J'ai lu ça : Donc, ouvrez l'oeil et à chaque fois qu'une fenêtre "Little Snitch" apparaît à l'écran, examinez bien quelle application essaie de se connecter sur quel serveur ! A vous de faire le tri entre les communications souhaitables (et voulues) et celles qui ne s'établissent qu'en qualité de mouchard ! Et bien sûr, refusez sans vergogne ces dernières !!

A vous de faire le tri, c'est écrit. Pour trier il faut savoir ce qui est propre et ce qui l'est moins, comment peut-on savoir.
Chaque fois que je consulte mes emails, j'ai des fenêtres qui s'ouvrent et qui me disent que Mail veut se connecter à.
Parce que c'est Mail on dit oui ?
Doit on faire confiance ? Oui ? Ou non ? et pourquoi ?

Si tu vis à Paris, va faire un tour sur ce site MeteoParis, tu y apprendras beaucoup de choses passionnantes qui dépassent largement, "il va faire beau" ou "il va pleuvoir.
Si tu n'es pas parisien, vas y quand même et regarde si ta ville est dans la liste des meteos locales disponibles.
Et tu pourras ensuite comparer pour ta ville la météo américaine (le logiciel est américain sur meteo France) et la météo revue et corrigée au fil du temps. Encore faut-il s'intéresser. Sinon il n'y a aucun plaisir.

:: CONSIGNE DONNÉE A ::
Traduisez en anglais cette phrase du texte source : « Si tu n'es pas parisien, vas y quand même et regarde si ta ville est dans la liste des meteos locales disponibles. »
Les enregistrements qui suivent le texte source n'ont aucun lien avec lui.

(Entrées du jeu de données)
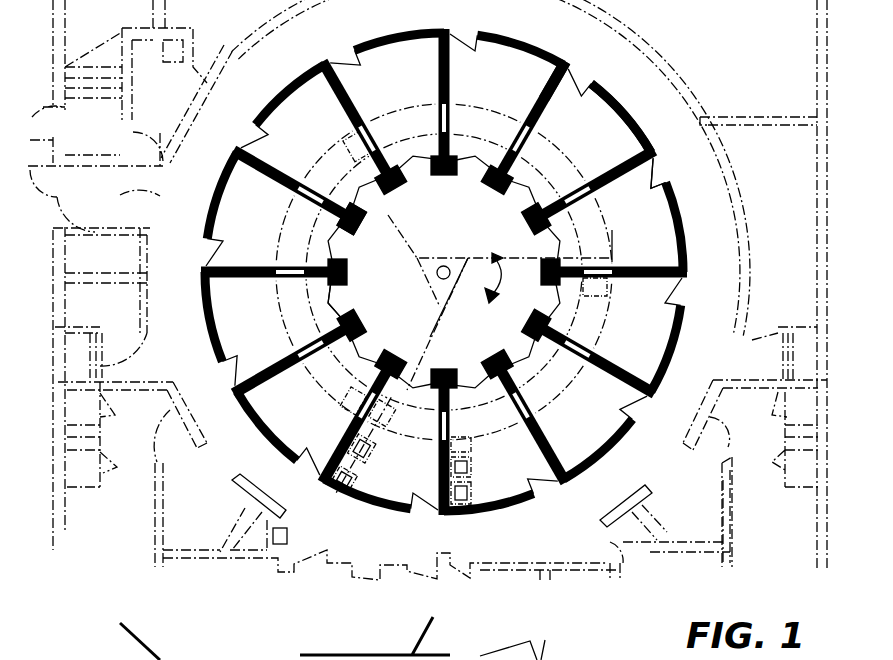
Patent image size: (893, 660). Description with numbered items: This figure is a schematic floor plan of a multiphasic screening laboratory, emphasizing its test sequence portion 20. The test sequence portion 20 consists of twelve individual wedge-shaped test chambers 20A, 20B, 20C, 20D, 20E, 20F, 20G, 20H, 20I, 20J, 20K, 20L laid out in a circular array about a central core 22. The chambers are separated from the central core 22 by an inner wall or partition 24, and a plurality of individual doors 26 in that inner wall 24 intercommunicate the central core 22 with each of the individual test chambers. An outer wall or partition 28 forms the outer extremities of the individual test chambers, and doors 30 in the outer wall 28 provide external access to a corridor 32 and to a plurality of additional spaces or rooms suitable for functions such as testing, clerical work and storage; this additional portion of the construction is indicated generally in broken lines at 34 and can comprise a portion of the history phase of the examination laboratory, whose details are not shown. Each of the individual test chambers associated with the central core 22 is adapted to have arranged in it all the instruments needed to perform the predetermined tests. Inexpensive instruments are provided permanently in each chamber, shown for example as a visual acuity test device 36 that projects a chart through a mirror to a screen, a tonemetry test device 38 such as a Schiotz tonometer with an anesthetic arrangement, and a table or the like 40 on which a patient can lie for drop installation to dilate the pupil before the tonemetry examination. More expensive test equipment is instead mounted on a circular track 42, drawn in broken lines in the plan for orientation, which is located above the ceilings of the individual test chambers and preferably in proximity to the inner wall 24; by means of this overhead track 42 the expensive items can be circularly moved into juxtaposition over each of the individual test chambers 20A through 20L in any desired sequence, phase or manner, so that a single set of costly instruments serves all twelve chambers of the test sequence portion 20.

The test sequence portion 20 is at (537, 42).
The test chamber 20A is at (483, 446).
The test chamber 20B is at (564, 403).
The test chamber 20C is at (614, 325).
The test chamber 20D is at (618, 233).
The test chamber 20E is at (575, 151).
The test chamber 20F is at (497, 102).
The test chamber 20G is at (405, 98).
The test chamber 20H is at (323, 141).
The test chamber 20I is at (274, 219).
The test chamber 20J is at (270, 311).
The test chamber 20K is at (313, 392).
The test chamber 20L is at (391, 442).
The central core 22 is at (500, 292).
The inner wall 24 is at (361, 230).
The doors 26 is at (352, 303).
The outer wall 28 is at (636, 135).
The doors 30 is at (652, 175).
The corridor 32 is at (697, 410).
The additional spaces portion 34 is at (697, 0).
The visual acuity test device 36 is at (380, 452).
The tonemetry test device 38 is at (368, 490).
The table 40 is at (392, 426).
The circular track 42 is at (613, 250).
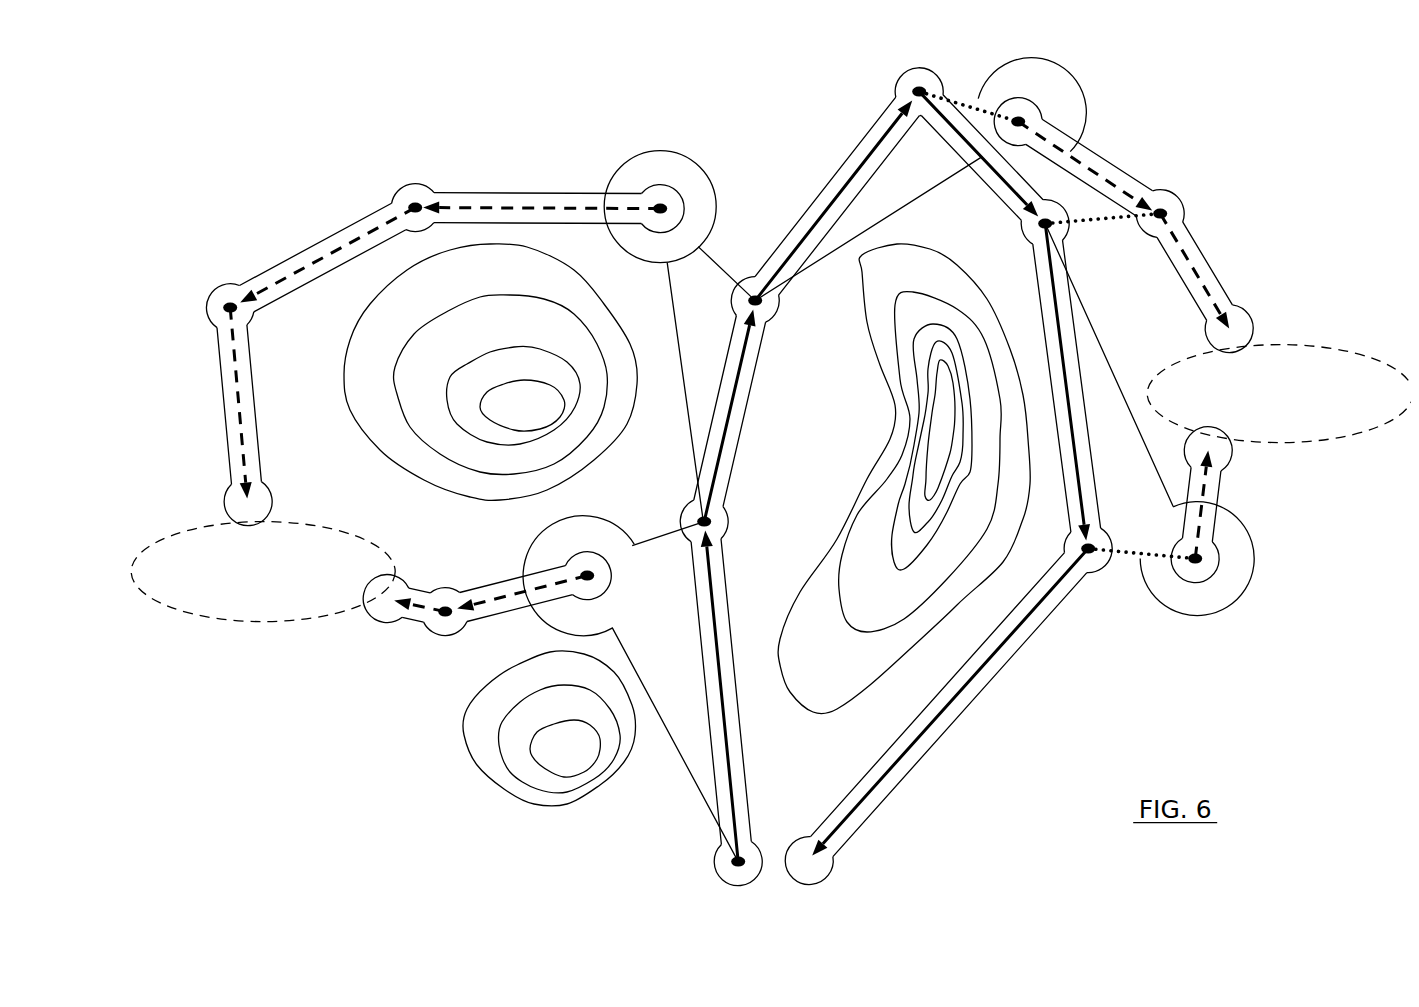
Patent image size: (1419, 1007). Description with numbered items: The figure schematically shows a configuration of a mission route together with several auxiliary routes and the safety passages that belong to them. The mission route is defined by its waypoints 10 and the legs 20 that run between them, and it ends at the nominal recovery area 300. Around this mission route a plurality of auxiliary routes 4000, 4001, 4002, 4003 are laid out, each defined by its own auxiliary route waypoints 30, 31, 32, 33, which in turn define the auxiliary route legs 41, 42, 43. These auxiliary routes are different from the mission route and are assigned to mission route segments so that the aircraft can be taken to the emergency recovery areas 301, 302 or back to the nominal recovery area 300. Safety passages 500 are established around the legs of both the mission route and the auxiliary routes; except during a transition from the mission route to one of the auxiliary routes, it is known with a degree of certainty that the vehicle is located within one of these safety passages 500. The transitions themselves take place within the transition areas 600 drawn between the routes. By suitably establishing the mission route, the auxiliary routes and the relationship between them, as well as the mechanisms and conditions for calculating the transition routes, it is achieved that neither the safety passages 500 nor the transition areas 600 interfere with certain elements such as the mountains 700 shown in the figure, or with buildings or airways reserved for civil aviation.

The waypoints 10 is at (917, 92).
The legs 20 is at (822, 215).
The auxiliary route waypoint 30 is at (583, 575).
The auxiliary route waypoint 31 is at (230, 307).
The auxiliary route waypoint 32 is at (1017, 121).
The auxiliary route waypoint 33 is at (1198, 563).
The auxiliary route leg 41 is at (476, 206).
The auxiliary route leg 42 is at (1075, 158).
The auxiliary route leg 43 is at (1210, 496).
The nominal recovery area 300 is at (812, 876).
The emergency recovery area 301 is at (263, 572).
The emergency recovery area 302 is at (1279, 394).
The safety passages 500 is at (536, 200).
The transition areas 600 is at (700, 377).
The mountains 700 is at (472, 390).
The auxiliary route 4000 is at (438, 650).
The auxiliary route 4001 is at (310, 222).
The auxiliary route 4002 is at (1147, 136).
The auxiliary route 4003 is at (1252, 484).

:: CONSIGNE DONNÉE B ::
Recopiez à l'identique les lignes des enregistrements depuis leur tout début jusqu'à la ligne contenant « The test sequence portion 20 is at (537, 42). », celle-ci comprise. Omettez les images.

:: RÉPONSE ATTENDUE A ::
If you're not from Paris, go there anyway and check whether your city is on the list of available local weather forecasts.

:: RÉPONSE ATTENDUE B ::
Patent image size: (893, 660). Description with numbered items: This figure is a schematic floor plan of a multiphasic screening laboratory, emphasizing its test sequence portion 20. The test sequence portion 20 consists of twelve individual wedge-shaped test chambers 20A, 20B, 20C, 20D, 20E, 20F, 20G, 20H, 20I, 20J, 20K, 20L laid out in a circular array about a central core 22. The chambers are separated from the central core 22 by an inner wall or partition 24, and a plurality of individual doors 26 in that inner wall 24 intercommunicate the central core 22 with each of the individual test chambers. An outer wall or partition 28 forms the outer extremities of the individual test chambers, and doors 30 in the outer wall 28 provide external access to a corridor 32 and to a plurality of additional spaces or rooms suitable for functions such as testing, clerical work and storage; this additional portion of the construction is indicated generally in broken lines at 34 and can comprise a portion of the history phase of the examination laboratory, whose details are not shown. Each of the individual test chambers associated with the central core 22 is adapted to have arranged in it all the instruments needed to perform the predetermined tests. Inexpensive instruments are provided permanently in each chamber, shown for example as a visual acuity test device 36 that projects a chart through a mirror to a screen, a tonemetry test device 38 such as a Schiotz tonometer with an anesthetic arrangement, and a table or the like 40 on which a patient can lie for drop installation to dilate the pupil before the tonemetry examination. More expensive test equipment is instead mounted on a circular track 42, drawn in broken lines in the plan for orientation, which is located above the ceilings of the individual test chambers and preferably in proximity to the inner wall 24; by means of this overhead track 42 the expensive items can be circularly moved into juxtaposition over each of the individual test chambers 20A through 20L in any desired sequence, phase or manner, so that a single set of costly instruments serves all twelve chambers of the test sequence portion 20.

The test sequence portion 20 is at (537, 42).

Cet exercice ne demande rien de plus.